**BRIEF:** Look through the data below. Collect every line where the word "Neutrophils" occurs.

Dataset listings of figures:
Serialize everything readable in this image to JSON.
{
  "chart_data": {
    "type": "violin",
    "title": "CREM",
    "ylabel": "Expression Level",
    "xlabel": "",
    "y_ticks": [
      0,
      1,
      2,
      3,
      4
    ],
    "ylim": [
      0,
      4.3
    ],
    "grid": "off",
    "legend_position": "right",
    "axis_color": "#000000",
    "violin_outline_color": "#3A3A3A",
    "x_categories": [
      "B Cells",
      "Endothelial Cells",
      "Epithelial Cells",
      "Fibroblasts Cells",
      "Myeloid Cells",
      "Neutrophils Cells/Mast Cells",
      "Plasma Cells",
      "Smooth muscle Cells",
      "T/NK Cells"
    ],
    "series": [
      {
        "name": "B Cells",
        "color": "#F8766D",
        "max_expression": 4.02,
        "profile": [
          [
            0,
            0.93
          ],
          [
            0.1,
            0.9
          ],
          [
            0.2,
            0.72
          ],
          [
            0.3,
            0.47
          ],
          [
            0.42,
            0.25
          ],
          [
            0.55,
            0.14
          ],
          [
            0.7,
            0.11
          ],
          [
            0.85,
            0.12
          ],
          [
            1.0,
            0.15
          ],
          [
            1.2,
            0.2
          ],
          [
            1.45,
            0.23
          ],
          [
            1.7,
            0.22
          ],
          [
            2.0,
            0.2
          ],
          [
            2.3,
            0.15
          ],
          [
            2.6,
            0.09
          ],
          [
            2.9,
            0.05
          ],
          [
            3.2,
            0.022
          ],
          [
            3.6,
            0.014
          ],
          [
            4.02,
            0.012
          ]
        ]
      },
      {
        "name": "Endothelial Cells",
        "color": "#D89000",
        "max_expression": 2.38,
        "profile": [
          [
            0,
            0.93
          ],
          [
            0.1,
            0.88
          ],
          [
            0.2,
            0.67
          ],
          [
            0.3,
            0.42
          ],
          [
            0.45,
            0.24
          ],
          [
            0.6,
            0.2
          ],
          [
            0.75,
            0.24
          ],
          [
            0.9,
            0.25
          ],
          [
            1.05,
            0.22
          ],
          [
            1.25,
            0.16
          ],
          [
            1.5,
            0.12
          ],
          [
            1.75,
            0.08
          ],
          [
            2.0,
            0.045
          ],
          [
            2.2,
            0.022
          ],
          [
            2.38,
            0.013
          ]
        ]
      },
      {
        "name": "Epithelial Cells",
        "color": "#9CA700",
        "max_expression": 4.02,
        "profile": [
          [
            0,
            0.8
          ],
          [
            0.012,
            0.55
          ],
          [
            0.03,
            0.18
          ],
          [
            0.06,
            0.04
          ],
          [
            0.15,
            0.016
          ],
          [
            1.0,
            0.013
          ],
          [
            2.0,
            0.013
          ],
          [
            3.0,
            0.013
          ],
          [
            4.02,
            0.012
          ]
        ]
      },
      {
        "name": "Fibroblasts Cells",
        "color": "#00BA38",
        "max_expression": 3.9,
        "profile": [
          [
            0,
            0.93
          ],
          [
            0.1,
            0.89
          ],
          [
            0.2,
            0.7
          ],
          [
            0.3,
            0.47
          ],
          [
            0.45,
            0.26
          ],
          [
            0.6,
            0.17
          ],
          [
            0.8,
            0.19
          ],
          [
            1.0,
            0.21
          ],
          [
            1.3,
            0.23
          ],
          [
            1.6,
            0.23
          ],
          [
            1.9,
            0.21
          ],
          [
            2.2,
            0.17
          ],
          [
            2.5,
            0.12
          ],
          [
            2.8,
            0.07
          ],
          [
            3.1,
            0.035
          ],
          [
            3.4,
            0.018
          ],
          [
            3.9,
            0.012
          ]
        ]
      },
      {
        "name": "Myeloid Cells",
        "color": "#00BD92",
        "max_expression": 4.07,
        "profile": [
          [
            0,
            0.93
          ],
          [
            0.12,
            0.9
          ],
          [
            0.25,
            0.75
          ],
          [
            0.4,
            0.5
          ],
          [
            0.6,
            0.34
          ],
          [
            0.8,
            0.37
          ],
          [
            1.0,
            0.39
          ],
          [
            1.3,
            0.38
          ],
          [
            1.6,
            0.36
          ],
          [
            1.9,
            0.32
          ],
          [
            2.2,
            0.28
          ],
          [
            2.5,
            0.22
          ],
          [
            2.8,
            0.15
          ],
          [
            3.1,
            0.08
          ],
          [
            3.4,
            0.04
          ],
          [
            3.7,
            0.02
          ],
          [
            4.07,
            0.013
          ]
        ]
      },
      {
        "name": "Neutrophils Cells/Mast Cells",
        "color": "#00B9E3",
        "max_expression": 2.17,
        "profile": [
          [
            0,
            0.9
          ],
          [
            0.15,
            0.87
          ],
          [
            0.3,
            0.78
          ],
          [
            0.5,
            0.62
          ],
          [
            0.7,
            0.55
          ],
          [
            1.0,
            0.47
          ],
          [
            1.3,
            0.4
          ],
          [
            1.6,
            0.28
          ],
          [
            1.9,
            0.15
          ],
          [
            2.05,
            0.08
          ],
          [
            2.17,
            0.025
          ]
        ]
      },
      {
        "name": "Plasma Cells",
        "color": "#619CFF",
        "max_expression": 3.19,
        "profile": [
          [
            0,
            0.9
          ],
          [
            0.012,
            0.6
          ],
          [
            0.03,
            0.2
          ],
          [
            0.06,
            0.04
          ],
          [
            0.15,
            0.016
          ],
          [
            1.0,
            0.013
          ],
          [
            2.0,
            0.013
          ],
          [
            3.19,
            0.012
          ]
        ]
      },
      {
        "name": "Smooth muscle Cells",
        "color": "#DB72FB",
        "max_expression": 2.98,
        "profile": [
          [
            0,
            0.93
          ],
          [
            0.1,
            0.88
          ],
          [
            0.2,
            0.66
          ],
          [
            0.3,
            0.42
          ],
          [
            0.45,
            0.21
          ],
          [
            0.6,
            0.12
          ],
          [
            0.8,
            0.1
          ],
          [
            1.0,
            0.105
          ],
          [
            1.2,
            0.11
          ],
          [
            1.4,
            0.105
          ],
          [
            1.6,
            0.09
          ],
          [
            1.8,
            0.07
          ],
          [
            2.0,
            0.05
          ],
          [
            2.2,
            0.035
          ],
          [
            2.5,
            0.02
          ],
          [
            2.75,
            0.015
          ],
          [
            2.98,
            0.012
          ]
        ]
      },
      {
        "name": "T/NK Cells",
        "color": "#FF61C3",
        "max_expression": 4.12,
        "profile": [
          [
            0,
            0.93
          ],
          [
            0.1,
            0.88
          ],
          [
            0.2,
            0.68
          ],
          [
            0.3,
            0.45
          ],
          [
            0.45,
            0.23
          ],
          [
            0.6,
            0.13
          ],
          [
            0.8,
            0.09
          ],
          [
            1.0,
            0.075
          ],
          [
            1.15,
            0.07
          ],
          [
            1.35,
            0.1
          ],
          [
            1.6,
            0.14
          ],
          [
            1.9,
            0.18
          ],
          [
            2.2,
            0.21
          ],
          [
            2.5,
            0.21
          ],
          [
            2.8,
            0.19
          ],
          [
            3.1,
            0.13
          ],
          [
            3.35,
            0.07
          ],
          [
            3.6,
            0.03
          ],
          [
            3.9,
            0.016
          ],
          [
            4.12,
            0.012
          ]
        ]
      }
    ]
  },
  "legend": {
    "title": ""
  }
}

**WORKED SOLUTION:**
      "Neutrophils Cells/Mast Cells",
        "name": "Neutrophils Cells/Mast Cells",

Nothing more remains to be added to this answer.